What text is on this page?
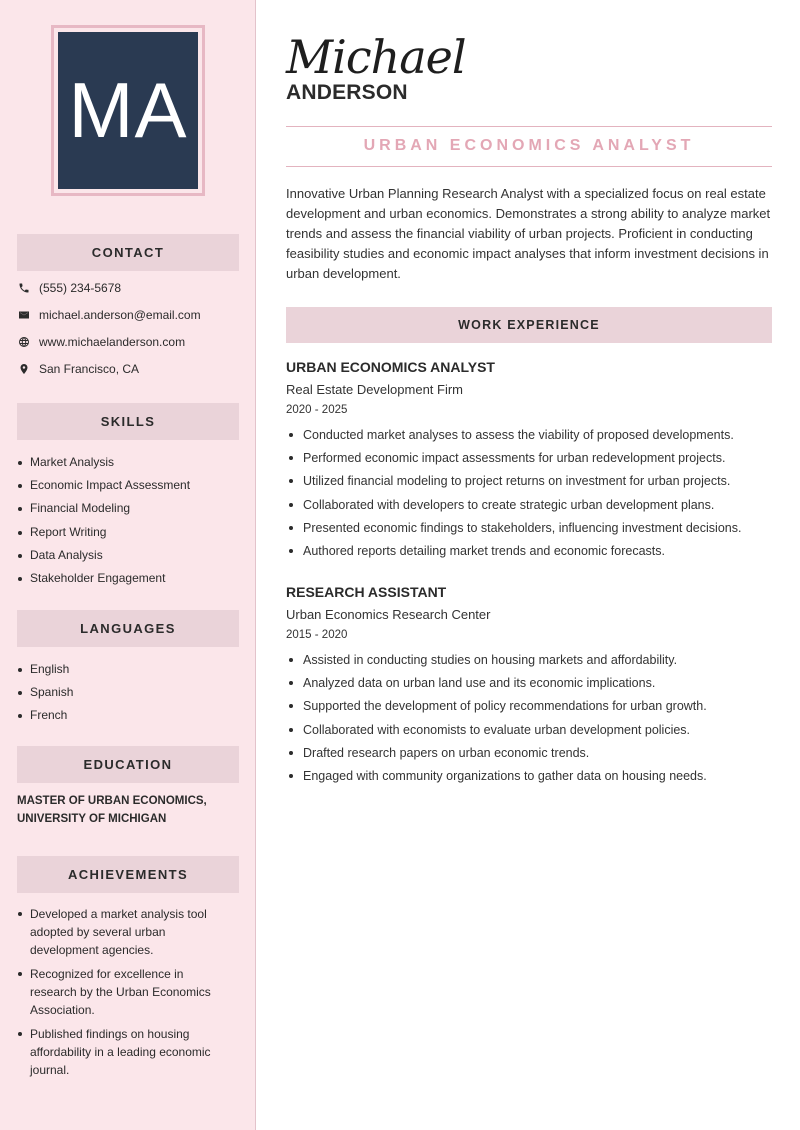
MA
CONTACT
(555) 234-5678
michael.anderson@email.com
www.michaelanderson.com
San Francisco, CA
SKILLS
Market Analysis
Economic Impact Assessment
Financial Modeling
Report Writing
Data Analysis
Stakeholder Engagement
LANGUAGES
English
Spanish
French
EDUCATION
MASTER OF URBAN ECONOMICS, UNIVERSITY OF MICHIGAN
ACHIEVEMENTS
Developed a market analysis tool adopted by several urban development agencies.
Recognized for excellence in research by the Urban Economics Association.
Published findings on housing affordability in a leading economic journal.
Michael
ANDERSON
URBAN ECONOMICS ANALYST

Innovative Urban Planning Research Analyst with a specialized focus on real estate development and urban economics. Demonstrates a strong ability to analyze market trends and assess the financial viability of urban projects. Proficient in conducting feasibility studies and economic impact analyses that inform investment decisions in urban development.

WORK EXPERIENCE
URBAN ECONOMICS ANALYST
Real Estate Development Firm
2020 - 2025
Conducted market analyses to assess the viability of proposed developments.
Performed economic impact assessments for urban redevelopment projects.
Utilized financial modeling to project returns on investment for urban projects.
Collaborated with developers to create strategic urban development plans.
Presented economic findings to stakeholders, influencing investment decisions.
Authored reports detailing market trends and economic forecasts.
RESEARCH ASSISTANT
Urban Economics Research Center
2015 - 2020
Assisted in conducting studies on housing markets and affordability.
Analyzed data on urban land use and its economic implications.
Supported the development of policy recommendations for urban growth.
Collaborated with economists to evaluate urban development policies.
Drafted research papers on urban economic trends.
Engaged with community organizations to gather data on housing needs.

.....

- EXERCISE DETAILS
From the data above, show each line that contains "findings".

- SOLUTION BELOW
Published findings on housing affordability in a leading economic journal.
Presented economic findings to stakeholders, influencing investment decisions.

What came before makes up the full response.